Exercise instructions:
Extract each line holding the word "cloud" from the entries.

Extracted records
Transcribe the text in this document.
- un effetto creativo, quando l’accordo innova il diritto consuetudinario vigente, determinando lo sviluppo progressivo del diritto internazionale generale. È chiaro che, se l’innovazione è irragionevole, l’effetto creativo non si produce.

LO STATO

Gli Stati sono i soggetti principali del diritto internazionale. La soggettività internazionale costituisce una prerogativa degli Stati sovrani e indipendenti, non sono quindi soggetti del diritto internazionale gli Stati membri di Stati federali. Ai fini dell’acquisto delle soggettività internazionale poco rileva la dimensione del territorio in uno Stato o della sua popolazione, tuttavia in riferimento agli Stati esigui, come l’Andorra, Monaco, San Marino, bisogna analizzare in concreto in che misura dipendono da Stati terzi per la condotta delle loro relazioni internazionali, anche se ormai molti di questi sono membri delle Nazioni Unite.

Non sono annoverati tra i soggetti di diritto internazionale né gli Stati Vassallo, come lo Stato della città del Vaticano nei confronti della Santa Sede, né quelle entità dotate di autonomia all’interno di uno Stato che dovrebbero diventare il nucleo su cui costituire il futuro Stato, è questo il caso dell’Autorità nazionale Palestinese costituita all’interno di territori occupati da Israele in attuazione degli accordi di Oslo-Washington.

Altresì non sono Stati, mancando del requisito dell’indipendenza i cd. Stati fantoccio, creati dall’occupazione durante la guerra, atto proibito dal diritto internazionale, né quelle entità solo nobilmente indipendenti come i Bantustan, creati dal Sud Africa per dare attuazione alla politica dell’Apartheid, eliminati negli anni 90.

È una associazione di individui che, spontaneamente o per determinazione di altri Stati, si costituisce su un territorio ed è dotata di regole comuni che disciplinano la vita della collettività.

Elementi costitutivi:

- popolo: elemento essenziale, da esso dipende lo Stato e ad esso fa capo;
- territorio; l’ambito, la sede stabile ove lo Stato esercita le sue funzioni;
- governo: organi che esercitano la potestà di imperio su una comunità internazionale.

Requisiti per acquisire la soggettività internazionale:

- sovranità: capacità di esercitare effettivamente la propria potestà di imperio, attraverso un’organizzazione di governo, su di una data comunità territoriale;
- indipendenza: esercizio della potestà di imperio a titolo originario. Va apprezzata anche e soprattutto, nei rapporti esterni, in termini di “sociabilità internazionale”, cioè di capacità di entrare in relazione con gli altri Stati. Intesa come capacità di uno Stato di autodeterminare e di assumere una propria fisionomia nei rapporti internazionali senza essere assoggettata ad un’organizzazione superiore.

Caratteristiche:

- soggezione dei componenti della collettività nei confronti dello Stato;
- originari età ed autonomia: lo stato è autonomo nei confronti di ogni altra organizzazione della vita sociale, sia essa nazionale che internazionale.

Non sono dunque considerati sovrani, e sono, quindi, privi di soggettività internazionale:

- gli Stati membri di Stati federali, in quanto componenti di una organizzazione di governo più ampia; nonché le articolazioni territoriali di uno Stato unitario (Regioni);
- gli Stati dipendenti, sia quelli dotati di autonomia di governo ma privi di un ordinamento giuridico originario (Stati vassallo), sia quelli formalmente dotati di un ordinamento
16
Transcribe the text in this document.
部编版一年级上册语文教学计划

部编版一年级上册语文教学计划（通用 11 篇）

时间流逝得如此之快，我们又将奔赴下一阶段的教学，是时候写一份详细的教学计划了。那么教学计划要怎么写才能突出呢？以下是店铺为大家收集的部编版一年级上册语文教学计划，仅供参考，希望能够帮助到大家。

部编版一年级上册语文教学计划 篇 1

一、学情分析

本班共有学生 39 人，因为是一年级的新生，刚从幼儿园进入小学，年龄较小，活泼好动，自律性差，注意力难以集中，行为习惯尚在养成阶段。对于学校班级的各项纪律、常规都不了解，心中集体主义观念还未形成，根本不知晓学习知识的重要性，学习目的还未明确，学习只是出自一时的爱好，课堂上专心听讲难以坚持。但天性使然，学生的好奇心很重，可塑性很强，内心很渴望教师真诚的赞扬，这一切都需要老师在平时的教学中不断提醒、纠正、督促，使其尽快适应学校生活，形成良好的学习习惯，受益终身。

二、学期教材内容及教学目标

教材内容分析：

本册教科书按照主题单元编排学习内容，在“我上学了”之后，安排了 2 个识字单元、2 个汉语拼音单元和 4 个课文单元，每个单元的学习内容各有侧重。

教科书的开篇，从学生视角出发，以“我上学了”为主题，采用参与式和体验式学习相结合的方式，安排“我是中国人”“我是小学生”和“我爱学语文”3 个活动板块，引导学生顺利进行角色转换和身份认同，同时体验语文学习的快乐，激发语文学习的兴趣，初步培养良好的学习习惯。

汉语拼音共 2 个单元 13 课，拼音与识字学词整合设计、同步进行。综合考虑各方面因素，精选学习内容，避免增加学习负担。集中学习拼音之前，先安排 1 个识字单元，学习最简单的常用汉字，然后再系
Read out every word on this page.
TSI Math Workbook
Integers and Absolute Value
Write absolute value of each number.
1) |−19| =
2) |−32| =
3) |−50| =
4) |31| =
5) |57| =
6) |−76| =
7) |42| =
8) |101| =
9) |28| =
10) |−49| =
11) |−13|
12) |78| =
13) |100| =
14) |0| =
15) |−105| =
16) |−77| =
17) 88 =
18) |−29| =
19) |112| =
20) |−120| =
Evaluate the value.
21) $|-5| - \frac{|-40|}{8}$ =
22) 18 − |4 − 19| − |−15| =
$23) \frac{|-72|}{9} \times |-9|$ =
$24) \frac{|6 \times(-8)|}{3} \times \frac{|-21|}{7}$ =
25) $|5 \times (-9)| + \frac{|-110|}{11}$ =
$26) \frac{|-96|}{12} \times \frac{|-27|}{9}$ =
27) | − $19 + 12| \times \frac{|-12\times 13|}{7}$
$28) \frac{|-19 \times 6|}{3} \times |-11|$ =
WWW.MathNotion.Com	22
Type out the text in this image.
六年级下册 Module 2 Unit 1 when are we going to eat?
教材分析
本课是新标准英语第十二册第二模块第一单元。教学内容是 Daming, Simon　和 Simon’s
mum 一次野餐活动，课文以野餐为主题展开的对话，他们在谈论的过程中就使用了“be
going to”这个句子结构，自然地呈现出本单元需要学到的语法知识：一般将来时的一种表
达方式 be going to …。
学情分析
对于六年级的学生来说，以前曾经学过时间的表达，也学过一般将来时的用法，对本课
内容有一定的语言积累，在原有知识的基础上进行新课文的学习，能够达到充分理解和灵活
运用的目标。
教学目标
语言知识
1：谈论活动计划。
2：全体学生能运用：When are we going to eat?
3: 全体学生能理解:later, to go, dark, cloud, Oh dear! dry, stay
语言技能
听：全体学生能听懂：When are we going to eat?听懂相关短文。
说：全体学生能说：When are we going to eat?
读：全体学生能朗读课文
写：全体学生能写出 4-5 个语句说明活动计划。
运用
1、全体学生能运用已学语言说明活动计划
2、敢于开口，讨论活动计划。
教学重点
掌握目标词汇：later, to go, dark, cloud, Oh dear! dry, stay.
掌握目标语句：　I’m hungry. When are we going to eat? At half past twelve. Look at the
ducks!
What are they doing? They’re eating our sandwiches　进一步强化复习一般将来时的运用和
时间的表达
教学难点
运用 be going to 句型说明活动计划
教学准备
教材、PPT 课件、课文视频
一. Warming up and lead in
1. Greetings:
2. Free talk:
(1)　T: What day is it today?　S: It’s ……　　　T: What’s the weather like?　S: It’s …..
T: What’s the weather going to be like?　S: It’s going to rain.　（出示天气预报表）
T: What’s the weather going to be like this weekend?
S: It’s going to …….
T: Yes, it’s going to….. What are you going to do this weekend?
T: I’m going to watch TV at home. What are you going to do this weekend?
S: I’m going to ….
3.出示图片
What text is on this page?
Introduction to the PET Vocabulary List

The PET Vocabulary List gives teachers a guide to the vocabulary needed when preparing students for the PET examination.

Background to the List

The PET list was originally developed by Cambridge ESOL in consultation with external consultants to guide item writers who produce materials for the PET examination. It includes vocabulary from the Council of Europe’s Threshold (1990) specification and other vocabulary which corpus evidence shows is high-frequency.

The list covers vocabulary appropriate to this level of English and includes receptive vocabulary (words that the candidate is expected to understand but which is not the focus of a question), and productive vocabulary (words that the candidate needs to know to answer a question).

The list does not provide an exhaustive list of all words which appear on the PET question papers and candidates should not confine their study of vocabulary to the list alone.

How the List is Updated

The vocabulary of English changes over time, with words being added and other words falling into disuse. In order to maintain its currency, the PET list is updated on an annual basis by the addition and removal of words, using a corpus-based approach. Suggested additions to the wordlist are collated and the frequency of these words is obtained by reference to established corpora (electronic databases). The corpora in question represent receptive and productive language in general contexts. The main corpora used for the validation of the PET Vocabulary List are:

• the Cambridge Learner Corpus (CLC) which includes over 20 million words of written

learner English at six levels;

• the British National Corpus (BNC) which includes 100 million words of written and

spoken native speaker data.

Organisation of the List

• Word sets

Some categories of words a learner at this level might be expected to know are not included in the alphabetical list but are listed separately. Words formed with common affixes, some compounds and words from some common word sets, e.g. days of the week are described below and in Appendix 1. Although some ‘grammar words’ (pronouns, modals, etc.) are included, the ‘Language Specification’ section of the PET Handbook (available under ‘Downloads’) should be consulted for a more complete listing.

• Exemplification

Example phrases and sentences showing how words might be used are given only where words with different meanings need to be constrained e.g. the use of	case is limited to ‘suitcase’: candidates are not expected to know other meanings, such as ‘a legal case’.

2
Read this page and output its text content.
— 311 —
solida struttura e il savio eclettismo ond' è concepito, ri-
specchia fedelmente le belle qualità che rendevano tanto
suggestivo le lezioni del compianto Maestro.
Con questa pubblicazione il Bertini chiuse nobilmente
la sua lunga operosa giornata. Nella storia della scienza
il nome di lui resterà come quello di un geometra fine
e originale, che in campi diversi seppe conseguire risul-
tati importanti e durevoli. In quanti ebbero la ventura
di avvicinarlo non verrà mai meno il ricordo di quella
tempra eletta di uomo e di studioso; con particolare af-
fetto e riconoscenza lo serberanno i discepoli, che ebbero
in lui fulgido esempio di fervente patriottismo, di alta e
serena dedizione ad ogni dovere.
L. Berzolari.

Written answer:
3: 全体学生能理解:later, to go, dark, cloud, Oh dear! dry, stay
掌握目标词汇：later, to go, dark, cloud, Oh dear! dry, stay.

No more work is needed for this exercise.